Directions:
Apart from the pictures, every record here must be copied word for word.

Figure content listings

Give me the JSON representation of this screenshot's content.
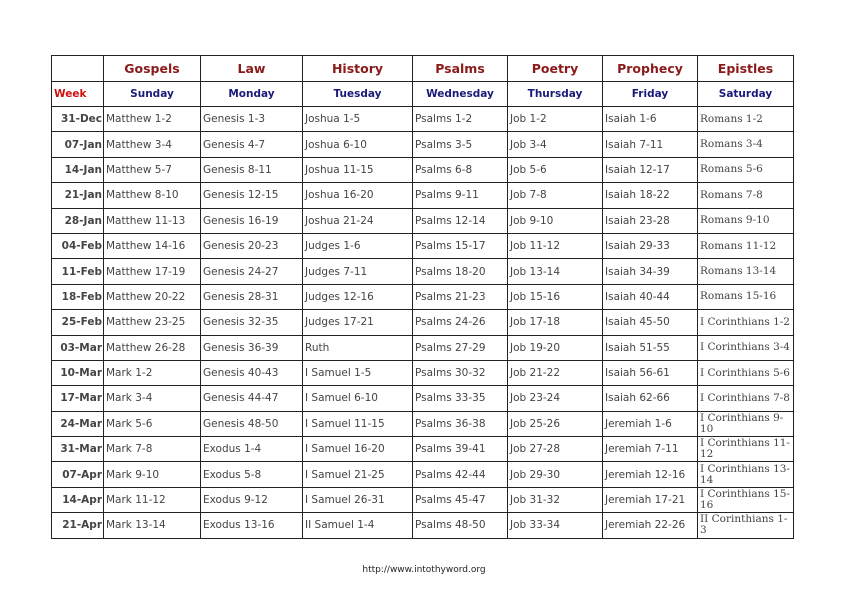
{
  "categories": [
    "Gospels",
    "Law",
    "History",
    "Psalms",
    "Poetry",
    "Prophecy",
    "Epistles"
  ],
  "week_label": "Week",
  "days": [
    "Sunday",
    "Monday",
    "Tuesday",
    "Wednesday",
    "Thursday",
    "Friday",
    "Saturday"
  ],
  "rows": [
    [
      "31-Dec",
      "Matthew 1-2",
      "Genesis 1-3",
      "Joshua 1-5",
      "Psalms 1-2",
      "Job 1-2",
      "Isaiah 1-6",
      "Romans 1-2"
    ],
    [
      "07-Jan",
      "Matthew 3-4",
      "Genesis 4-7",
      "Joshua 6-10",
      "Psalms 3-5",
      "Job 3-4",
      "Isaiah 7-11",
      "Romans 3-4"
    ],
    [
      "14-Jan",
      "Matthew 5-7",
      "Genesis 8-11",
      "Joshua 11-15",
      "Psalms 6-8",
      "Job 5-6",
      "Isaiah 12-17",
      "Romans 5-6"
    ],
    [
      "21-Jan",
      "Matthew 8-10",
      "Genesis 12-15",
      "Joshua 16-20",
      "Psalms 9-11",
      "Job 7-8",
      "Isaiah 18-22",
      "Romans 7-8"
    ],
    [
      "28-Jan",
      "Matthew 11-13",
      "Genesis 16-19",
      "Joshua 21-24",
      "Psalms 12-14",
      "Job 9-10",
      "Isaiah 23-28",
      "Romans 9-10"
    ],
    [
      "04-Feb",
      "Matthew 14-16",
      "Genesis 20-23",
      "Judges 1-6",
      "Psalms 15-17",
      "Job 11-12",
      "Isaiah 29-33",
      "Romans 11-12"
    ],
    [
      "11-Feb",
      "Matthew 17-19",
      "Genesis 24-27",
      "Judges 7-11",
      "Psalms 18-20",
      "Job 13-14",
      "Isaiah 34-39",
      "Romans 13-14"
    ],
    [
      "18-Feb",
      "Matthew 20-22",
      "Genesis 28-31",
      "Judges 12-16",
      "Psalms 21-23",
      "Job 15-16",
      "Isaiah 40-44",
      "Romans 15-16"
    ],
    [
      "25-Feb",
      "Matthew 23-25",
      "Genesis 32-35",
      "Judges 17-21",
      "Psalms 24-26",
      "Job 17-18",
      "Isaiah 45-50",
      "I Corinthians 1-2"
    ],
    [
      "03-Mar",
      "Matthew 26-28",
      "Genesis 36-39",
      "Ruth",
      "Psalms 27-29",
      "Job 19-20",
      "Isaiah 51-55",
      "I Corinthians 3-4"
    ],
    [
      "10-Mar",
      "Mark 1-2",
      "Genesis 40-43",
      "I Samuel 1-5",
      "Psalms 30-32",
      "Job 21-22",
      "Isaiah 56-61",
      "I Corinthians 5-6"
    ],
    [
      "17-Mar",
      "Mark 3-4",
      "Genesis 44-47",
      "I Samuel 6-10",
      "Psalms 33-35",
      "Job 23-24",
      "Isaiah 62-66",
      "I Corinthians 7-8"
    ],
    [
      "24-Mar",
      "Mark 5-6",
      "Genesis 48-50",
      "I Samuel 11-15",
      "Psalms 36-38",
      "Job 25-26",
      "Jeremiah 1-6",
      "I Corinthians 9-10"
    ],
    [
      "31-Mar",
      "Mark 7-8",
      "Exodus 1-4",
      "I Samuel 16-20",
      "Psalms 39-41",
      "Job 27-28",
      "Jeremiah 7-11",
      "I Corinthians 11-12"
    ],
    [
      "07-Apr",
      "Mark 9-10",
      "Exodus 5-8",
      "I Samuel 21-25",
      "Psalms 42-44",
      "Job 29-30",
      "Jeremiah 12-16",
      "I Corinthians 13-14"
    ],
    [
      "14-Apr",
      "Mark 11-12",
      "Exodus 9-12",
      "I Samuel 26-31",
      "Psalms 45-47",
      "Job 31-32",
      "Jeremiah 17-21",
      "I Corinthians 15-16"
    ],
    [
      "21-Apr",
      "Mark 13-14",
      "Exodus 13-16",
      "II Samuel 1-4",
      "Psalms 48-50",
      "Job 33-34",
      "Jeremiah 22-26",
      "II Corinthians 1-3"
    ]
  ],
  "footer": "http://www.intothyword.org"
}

Written answer:
Give me the JSON representation of this screenshot's content.
{
  "categories": [
    "Gospels",
    "Law",
    "History",
    "Psalms",
    "Poetry",
    "Prophecy",
    "Epistles"
  ],
  "week_label": "Week",
  "days": [
    "Sunday",
    "Monday",
    "Tuesday",
    "Wednesday",
    "Thursday",
    "Friday",
    "Saturday"
  ],
  "rows": [
    [
      "31-Dec",
      "Matthew 1-2",
      "Genesis 1-3",
      "Joshua 1-5",
      "Psalms 1-2",
      "Job 1-2",
      "Isaiah 1-6",
      "Romans 1-2"
    ],
    [
      "07-Jan",
      "Matthew 3-4",
      "Genesis 4-7",
      "Joshua 6-10",
      "Psalms 3-5",
      "Job 3-4",
      "Isaiah 7-11",
      "Romans 3-4"
    ],
    [
      "14-Jan",
      "Matthew 5-7",
      "Genesis 8-11",
      "Joshua 11-15",
      "Psalms 6-8",
      "Job 5-6",
      "Isaiah 12-17",
      "Romans 5-6"
    ],
    [
      "21-Jan",
      "Matthew 8-10",
      "Genesis 12-15",
      "Joshua 16-20",
      "Psalms 9-11",
      "Job 7-8",
      "Isaiah 18-22",
      "Romans 7-8"
    ],
    [
      "28-Jan",
      "Matthew 11-13",
      "Genesis 16-19",
      "Joshua 21-24",
      "Psalms 12-14",
      "Job 9-10",
      "Isaiah 23-28",
      "Romans 9-10"
    ],
    [
      "04-Feb",
      "Matthew 14-16",
      "Genesis 20-23",
      "Judges 1-6",
      "Psalms 15-17",
      "Job 11-12",
      "Isaiah 29-33",
      "Romans 11-12"
    ],
    [
      "11-Feb",
      "Matthew 17-19",
      "Genesis 24-27",
      "Judges 7-11",
      "Psalms 18-20",
      "Job 13-14",
      "Isaiah 34-39",
      "Romans 13-14"
    ],
    [
      "18-Feb",
      "Matthew 20-22",
      "Genesis 28-31",
      "Judges 12-16",
      "Psalms 21-23",
      "Job 15-16",
      "Isaiah 40-44",
      "Romans 15-16"
    ],
    [
      "25-Feb",
      "Matthew 23-25",
      "Genesis 32-35",
      "Judges 17-21",
      "Psalms 24-26",
      "Job 17-18",
      "Isaiah 45-50",
      "I Corinthians 1-2"
    ],
    [
      "03-Mar",
      "Matthew 26-28",
      "Genesis 36-39",
      "Ruth",
      "Psalms 27-29",
      "Job 19-20",
      "Isaiah 51-55",
      "I Corinthians 3-4"
    ],
    [
      "10-Mar",
      "Mark 1-2",
      "Genesis 40-43",
      "I Samuel 1-5",
      "Psalms 30-32",
      "Job 21-22",
      "Isaiah 56-61",
      "I Corinthians 5-6"
    ],
    [
      "17-Mar",
      "Mark 3-4",
      "Genesis 44-47",
      "I Samuel 6-10",
      "Psalms 33-35",
      "Job 23-24",
      "Isaiah 62-66",
      "I Corinthians 7-8"
    ],
    [
      "24-Mar",
      "Mark 5-6",
      "Genesis 48-50",
      "I Samuel 11-15",
      "Psalms 36-38",
      "Job 25-26",
      "Jeremiah 1-6",
      "I Corinthians 9-10"
    ],
    [
      "31-Mar",
      "Mark 7-8",
      "Exodus 1-4",
      "I Samuel 16-20",
      "Psalms 39-41",
      "Job 27-28",
      "Jeremiah 7-11",
      "I Corinthians 11-12"
    ],
    [
      "07-Apr",
      "Mark 9-10",
      "Exodus 5-8",
      "I Samuel 21-25",
      "Psalms 42-44",
      "Job 29-30",
      "Jeremiah 12-16",
      "I Corinthians 13-14"
    ],
    [
      "14-Apr",
      "Mark 11-12",
      "Exodus 9-12",
      "I Samuel 26-31",
      "Psalms 45-47",
      "Job 31-32",
      "Jeremiah 17-21",
      "I Corinthians 15-16"
    ],
    [
      "21-Apr",
      "Mark 13-14",
      "Exodus 13-16",
      "II Samuel 1-4",
      "Psalms 48-50",
      "Job 33-34",
      "Jeremiah 22-26",
      "II Corinthians 1-3"
    ]
  ],
  "footer": "http://www.intothyword.org"
}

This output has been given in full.